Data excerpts
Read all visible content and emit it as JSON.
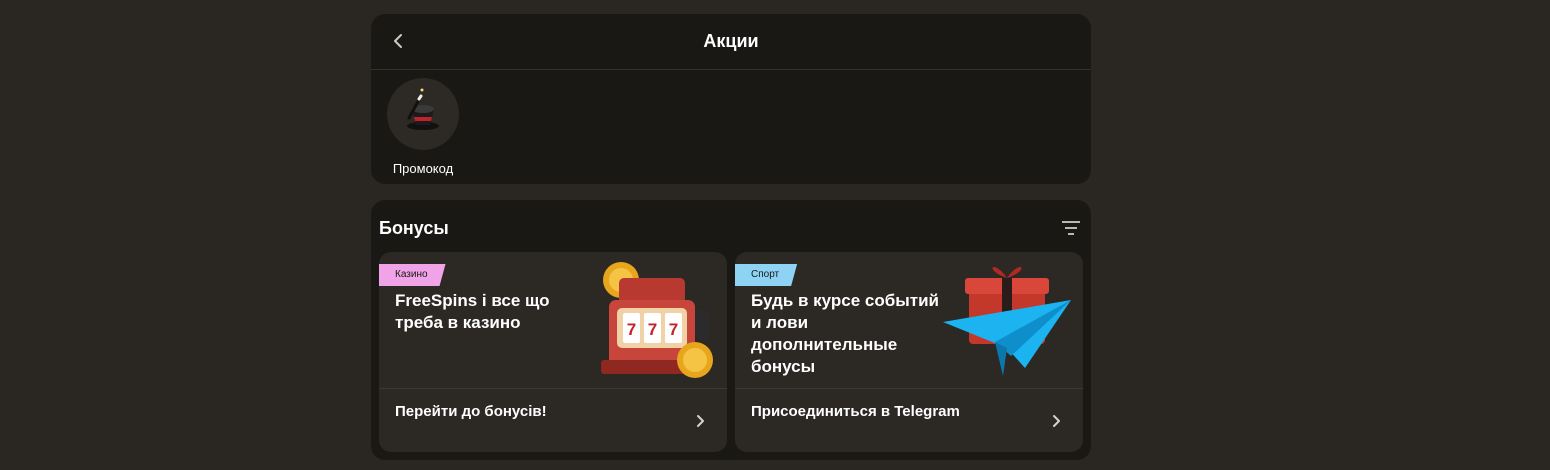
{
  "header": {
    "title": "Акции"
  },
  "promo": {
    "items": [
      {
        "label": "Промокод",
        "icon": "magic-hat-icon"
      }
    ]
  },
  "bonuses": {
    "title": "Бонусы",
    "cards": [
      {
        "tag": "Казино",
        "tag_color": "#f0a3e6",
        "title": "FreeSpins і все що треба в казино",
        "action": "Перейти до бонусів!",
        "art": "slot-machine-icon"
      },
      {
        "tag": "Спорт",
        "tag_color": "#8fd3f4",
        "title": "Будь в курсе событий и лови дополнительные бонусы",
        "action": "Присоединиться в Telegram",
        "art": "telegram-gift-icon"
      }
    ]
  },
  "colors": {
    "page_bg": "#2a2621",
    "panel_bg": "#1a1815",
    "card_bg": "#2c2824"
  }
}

## THE PROBLEM
All entries must be written out again exactly as given, with no pictures in the copy.

## REPLY TO THE EXERCISE
Read all visible content and emit it as JSON.
{
  "header": {
    "title": "Акции"
  },
  "promo": {
    "items": [
      {
        "label": "Промокод",
        "icon": "magic-hat-icon"
      }
    ]
  },
  "bonuses": {
    "title": "Бонусы",
    "cards": [
      {
        "tag": "Казино",
        "tag_color": "#f0a3e6",
        "title": "FreeSpins і все що треба в казино",
        "action": "Перейти до бонусів!",
        "art": "slot-machine-icon"
      },
      {
        "tag": "Спорт",
        "tag_color": "#8fd3f4",
        "title": "Будь в курсе событий и лови дополнительные бонусы",
        "action": "Присоединиться в Telegram",
        "art": "telegram-gift-icon"
      }
    ]
  },
  "colors": {
    "page_bg": "#2a2621",
    "panel_bg": "#1a1815",
    "card_bg": "#2c2824"
  }
}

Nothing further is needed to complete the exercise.